## EXERCISE GOAL
Give a count of the lines below that have the string "Measurement" in them, with no other words.
--------------------------------
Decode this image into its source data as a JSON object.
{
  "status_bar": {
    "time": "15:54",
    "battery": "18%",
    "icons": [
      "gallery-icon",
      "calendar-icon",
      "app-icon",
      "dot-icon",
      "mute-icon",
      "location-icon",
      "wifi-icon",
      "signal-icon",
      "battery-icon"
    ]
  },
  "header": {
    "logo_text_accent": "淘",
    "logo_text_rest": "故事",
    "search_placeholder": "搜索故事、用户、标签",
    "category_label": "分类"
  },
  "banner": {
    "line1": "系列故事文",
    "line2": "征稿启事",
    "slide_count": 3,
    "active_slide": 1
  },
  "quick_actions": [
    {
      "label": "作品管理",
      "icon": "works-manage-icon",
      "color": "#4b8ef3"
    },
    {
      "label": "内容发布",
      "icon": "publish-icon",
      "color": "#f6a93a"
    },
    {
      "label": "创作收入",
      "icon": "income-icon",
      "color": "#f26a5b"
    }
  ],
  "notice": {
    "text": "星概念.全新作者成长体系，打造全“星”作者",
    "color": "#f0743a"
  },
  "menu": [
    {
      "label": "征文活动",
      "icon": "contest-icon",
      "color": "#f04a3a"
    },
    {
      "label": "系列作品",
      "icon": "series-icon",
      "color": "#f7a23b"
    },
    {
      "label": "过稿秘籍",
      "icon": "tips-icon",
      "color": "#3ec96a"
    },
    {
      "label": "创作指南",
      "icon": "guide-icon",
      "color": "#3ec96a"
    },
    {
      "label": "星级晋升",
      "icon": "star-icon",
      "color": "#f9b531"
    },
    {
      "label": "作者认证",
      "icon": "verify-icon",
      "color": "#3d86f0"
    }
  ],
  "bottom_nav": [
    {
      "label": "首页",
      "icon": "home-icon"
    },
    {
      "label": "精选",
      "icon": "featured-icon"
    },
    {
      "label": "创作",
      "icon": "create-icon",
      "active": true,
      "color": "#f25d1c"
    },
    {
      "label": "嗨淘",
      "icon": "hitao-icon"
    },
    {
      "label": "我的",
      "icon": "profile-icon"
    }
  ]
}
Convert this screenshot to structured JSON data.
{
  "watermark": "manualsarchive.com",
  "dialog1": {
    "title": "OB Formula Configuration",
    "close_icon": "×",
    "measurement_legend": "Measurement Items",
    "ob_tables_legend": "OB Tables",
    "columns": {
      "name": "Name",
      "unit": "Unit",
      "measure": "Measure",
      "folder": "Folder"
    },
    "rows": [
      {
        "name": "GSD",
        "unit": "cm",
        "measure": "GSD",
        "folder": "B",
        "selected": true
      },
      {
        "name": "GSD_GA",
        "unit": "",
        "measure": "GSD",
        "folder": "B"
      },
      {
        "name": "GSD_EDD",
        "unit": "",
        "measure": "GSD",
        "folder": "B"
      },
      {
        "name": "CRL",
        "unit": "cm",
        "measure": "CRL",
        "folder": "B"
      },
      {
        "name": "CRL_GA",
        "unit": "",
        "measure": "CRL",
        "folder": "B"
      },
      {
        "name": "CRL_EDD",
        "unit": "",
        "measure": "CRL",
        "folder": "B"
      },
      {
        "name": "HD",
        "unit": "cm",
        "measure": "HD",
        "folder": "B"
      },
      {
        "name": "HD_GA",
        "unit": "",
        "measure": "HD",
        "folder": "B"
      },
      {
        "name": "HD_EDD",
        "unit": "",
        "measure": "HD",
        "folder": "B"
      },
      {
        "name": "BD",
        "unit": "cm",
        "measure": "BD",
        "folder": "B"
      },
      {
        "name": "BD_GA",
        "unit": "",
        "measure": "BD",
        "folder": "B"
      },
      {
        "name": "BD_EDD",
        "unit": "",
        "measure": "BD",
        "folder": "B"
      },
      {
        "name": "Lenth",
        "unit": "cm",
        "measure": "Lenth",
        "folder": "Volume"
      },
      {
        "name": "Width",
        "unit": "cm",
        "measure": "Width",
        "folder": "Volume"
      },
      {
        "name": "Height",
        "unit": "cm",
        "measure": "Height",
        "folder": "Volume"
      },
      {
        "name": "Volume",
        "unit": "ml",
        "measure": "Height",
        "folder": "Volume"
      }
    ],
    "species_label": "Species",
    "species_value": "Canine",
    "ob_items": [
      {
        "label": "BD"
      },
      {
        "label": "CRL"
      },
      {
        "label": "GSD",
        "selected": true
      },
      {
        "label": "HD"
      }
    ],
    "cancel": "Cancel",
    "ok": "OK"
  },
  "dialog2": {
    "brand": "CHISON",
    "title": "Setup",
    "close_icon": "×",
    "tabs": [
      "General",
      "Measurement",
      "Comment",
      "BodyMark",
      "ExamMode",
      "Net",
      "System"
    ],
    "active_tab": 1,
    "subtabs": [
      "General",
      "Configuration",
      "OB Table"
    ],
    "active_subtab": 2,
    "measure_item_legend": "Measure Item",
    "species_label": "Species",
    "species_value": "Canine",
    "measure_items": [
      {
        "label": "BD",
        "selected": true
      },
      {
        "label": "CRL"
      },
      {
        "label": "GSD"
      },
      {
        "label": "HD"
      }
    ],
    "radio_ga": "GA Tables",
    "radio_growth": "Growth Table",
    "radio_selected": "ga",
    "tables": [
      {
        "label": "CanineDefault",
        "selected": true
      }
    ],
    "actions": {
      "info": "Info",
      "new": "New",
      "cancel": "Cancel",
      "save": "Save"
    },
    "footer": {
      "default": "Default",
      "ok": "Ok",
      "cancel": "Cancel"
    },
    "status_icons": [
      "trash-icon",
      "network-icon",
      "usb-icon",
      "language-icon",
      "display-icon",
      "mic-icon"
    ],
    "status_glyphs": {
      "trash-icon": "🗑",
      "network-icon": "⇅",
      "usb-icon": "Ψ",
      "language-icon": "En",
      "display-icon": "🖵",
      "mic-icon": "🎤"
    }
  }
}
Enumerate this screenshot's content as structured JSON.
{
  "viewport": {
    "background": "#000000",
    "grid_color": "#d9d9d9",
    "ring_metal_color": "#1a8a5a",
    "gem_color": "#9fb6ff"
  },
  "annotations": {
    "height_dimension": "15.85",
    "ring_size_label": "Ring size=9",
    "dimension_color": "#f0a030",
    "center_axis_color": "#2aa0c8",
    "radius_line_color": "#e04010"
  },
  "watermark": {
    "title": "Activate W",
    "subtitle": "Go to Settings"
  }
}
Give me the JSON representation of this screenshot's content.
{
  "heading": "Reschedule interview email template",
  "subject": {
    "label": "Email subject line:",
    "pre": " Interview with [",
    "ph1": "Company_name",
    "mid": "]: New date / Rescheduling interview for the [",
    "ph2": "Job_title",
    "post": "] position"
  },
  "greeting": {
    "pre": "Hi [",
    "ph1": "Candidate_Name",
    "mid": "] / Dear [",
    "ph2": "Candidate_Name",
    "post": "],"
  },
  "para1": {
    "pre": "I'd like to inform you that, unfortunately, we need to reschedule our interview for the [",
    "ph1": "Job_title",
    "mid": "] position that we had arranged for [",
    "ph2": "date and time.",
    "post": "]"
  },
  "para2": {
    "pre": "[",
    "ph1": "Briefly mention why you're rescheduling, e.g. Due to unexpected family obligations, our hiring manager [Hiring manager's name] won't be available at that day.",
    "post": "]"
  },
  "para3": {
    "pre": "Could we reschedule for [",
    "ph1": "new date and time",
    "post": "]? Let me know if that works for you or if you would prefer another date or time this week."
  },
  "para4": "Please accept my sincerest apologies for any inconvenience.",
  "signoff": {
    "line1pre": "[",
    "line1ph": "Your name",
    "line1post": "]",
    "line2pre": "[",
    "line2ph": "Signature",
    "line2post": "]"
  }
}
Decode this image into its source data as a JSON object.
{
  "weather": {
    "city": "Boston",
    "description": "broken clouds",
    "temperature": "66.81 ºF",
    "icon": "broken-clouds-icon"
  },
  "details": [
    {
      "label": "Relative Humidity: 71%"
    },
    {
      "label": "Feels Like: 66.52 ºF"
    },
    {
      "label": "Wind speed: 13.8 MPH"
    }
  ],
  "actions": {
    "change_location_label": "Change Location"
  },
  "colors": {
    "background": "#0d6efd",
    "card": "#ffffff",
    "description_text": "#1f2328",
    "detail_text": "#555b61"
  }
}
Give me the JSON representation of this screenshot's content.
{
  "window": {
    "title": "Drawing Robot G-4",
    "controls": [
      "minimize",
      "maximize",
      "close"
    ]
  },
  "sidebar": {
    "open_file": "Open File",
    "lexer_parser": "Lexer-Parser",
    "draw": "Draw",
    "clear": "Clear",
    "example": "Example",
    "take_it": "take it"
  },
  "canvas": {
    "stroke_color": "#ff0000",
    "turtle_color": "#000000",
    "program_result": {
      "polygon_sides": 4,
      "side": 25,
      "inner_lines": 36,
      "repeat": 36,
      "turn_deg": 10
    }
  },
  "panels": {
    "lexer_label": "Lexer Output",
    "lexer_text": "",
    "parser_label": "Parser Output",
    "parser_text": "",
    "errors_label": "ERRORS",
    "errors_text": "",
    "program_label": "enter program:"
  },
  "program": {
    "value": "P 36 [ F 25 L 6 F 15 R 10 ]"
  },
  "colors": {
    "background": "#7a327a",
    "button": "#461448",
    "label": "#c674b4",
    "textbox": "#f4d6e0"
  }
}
--------------------------------
## EXPECTED ANSWER
2